TASK: Below are records; count the lines in them that hold "icon" and give only the count.

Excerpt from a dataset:
— START —

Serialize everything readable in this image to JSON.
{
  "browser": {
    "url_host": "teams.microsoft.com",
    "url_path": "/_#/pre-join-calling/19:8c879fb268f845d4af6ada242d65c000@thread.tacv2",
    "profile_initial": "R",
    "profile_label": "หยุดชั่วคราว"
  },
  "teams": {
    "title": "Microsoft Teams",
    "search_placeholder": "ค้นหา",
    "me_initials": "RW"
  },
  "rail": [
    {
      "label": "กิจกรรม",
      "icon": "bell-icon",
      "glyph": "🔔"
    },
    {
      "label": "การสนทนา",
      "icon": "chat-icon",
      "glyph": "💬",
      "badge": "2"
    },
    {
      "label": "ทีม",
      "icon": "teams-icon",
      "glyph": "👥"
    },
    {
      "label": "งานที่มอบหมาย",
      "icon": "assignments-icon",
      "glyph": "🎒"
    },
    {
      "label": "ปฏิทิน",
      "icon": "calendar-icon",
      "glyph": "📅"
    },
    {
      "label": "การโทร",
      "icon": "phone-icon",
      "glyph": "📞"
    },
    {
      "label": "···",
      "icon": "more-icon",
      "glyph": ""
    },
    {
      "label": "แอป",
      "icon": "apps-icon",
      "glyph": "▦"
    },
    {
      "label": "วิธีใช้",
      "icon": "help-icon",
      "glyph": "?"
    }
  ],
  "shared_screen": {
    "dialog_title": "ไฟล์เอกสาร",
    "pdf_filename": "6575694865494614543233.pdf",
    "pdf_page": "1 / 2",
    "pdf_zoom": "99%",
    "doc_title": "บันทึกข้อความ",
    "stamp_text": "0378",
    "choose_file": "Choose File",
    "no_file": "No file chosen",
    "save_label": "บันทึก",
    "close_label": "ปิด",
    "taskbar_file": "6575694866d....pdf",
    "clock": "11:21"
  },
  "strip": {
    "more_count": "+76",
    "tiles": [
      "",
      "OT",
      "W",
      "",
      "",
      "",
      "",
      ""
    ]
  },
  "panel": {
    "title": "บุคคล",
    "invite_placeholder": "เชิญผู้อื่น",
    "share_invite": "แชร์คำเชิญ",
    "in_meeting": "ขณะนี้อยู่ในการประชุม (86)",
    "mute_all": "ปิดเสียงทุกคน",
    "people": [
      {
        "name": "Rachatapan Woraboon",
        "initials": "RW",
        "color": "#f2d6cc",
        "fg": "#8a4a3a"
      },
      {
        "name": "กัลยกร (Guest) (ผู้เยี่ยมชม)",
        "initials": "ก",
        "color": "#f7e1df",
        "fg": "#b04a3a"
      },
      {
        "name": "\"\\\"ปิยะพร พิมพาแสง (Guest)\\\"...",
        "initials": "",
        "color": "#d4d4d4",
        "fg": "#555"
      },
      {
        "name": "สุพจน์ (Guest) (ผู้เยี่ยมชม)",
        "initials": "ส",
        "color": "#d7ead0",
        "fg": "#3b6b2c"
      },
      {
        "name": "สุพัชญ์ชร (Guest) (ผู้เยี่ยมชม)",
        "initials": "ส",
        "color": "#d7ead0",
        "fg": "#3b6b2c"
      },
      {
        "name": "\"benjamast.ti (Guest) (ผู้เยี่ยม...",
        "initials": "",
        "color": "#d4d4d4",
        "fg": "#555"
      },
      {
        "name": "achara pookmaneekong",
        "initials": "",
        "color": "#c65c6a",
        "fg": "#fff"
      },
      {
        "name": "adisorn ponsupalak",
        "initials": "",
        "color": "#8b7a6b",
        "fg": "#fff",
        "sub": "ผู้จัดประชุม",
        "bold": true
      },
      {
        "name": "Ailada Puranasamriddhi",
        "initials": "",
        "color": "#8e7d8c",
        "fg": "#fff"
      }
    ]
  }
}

— END —

EXPECTED ANSWER: 9